__ESTRATTO DEL DOCUMENTO__
Sec. XIV. Per il ‘300 tre sono i nomi più illustri della storiografia in Italia: i primi due fiorentini, Dino Compagni (ca. 1246-1324), primo grande scrittore di storia in lingua volgare, la cui Cronica delle cose occorrenti ne’ tempi suoi è fonte primaria della storia due-trecentesca di Firenze (la Firenze di Dante), e Giovanni Villani (ca. 1270/80-1348), autore di una cronaca dei propri tempi e insieme della storia ciclica della città di Firenze, alla quale rivendicava come erede di Roma un destino imperiale; l’ultimo, Albertino Mussato (1261-1329), padovano, precorre gli umanisti nello svincolarsi dal modello cronachistico per affermare una concezione della storia che si ispira a Livio, nella quale le libertà comunali si accordano con gli ideali universalistici dell’Impero e della Chiesa (De gestis Henrici VII Caesaris, detta poi Historia Augusta, in 16 libri; De gestis Italicorum post Henricum VII Caesarem, in 14 libri comprendenti gli avvenimenti fino al luglio del 1321). Del tutto originale in quanto produzione storiografica di cancelleria, è infine quella del doge-cronista Andrea Dandolo (1306-1354), autore di una Chronica brevis dalle origini di Venezia al 1342, e di una Chronica per extensum descripta dal 48 al 1280 d.C., fino agli ultimi anni del sec. XIX ritenuta la principale fonte per la storia di Venezia, poi dalla critica ampiamente ridimensionata.

Sec. XV. Nel ’400 allorché si rinnova totalmente la conoscenza spirituale e storica nel recupero dei valori più intrinseci della cultura classica e della stessa fede cristiana, tra i tanti nomi si può con sicurezza attribuire al forlivese Flavio Biondo (1393-1463), segretario apostolico di papa Eugenio IV, il ruolo di scopritore e cronista della civiltà italiana, rivalutata non solo nei suoi profili politici, civili, spirituali, ma anche nella sua topografia e nella monumentalità dei suoi siti, la maggior parte dei quali espressione della plurisecolare fede cristiana (Historiarum ab inclinato Romano imperio decades tres, Romae instauratae libri tres, Italia illustrata, De Roma triumphante libri decem). A testimoniare infine il rilevante significato che il papato continua a rivestire nelle vicende italiane, è la stessa storiografia pontificia di quegli anni, sospesa tra storia, biografia e propaganda.

__MATERIALE DA ELABORARE__

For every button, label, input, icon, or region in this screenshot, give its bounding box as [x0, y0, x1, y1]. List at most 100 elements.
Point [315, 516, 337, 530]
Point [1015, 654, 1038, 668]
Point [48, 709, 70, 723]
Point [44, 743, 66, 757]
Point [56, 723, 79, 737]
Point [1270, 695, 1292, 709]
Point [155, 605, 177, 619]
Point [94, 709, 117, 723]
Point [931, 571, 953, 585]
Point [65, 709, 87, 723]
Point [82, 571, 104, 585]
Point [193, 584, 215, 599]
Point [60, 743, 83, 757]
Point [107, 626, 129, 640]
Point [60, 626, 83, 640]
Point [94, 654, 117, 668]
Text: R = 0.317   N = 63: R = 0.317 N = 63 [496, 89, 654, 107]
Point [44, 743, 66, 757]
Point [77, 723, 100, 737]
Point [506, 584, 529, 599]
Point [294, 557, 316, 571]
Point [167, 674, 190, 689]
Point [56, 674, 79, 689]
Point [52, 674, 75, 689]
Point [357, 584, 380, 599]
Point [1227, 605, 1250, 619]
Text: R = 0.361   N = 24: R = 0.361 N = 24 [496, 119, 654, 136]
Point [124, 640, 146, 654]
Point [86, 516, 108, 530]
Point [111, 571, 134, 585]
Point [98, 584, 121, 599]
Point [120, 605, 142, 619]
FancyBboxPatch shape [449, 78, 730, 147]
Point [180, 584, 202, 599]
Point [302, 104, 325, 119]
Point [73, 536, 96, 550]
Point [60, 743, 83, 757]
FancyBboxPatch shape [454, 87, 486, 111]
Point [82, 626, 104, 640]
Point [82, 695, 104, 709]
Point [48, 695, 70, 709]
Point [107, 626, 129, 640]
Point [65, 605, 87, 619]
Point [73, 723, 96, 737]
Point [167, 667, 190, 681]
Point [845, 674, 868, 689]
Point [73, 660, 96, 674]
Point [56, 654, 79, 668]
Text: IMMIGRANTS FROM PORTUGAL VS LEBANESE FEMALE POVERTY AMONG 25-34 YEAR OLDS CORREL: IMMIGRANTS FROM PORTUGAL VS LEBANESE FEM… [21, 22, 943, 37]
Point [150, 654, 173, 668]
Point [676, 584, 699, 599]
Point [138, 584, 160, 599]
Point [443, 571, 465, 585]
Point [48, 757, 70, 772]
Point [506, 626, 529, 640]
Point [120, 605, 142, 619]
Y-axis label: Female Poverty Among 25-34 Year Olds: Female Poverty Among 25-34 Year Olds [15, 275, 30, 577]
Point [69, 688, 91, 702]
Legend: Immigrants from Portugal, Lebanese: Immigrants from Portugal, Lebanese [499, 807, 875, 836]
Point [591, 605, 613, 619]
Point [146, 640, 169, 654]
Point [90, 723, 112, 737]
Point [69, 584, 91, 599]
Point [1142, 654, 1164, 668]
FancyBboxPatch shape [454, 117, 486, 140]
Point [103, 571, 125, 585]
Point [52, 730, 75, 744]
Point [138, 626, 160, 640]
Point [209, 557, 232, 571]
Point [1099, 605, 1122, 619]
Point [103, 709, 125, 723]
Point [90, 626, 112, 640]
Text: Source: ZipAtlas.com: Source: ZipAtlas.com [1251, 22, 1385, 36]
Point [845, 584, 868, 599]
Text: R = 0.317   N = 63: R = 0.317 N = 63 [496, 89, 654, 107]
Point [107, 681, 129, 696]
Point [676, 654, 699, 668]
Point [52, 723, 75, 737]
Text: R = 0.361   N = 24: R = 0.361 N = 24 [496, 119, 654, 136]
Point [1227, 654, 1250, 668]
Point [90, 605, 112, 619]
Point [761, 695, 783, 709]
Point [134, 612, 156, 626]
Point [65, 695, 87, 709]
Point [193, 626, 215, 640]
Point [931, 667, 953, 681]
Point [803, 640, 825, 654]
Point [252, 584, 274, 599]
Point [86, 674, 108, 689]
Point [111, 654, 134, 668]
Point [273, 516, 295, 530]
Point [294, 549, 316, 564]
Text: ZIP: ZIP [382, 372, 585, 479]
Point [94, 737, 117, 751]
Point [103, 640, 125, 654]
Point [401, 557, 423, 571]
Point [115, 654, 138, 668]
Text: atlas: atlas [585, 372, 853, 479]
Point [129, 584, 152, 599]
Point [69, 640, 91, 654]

__CONSEGNE__
a – Indichi se ciascuna delle seguenti affermazioni concorda con il brano sulla storiografia italiana, rispondendo sì o no e citando testualmente le parole decisive: (i) Dino Compagni fu il primo grande scrittore di storia in lingua volgare; (ii) Giovanni Villani era padovano; (iii) Flavio Biondo fu segretario apostolico di papa Eugenio IV.
b – Estragga dai record, senza alcuna modifica, il tratto che va dall'inizio dei record fino alla riga che contiene "Point [931, 571, 953, 585]", entrambe le estremità comprese.

__SOLUZIONI DEGLI ESERCIZI__
a –
(i) Sì: «primo grande scrittore di storia in lingua volgare».
(ii) No: «i primi due fiorentini».
(iii) Sì: «segretario apostolico di papa Eugenio IV».

b –
For every button, label, input, icon, or region in this screenshot, give its bounding box as [x0, y0, x1, y1]. List at most 100 elements.
Point [315, 516, 337, 530]
Point [1015, 654, 1038, 668]
Point [48, 709, 70, 723]
Point [44, 743, 66, 757]
Point [56, 723, 79, 737]
Point [1270, 695, 1292, 709]
Point [155, 605, 177, 619]
Point [94, 709, 117, 723]
Point [931, 571, 953, 585]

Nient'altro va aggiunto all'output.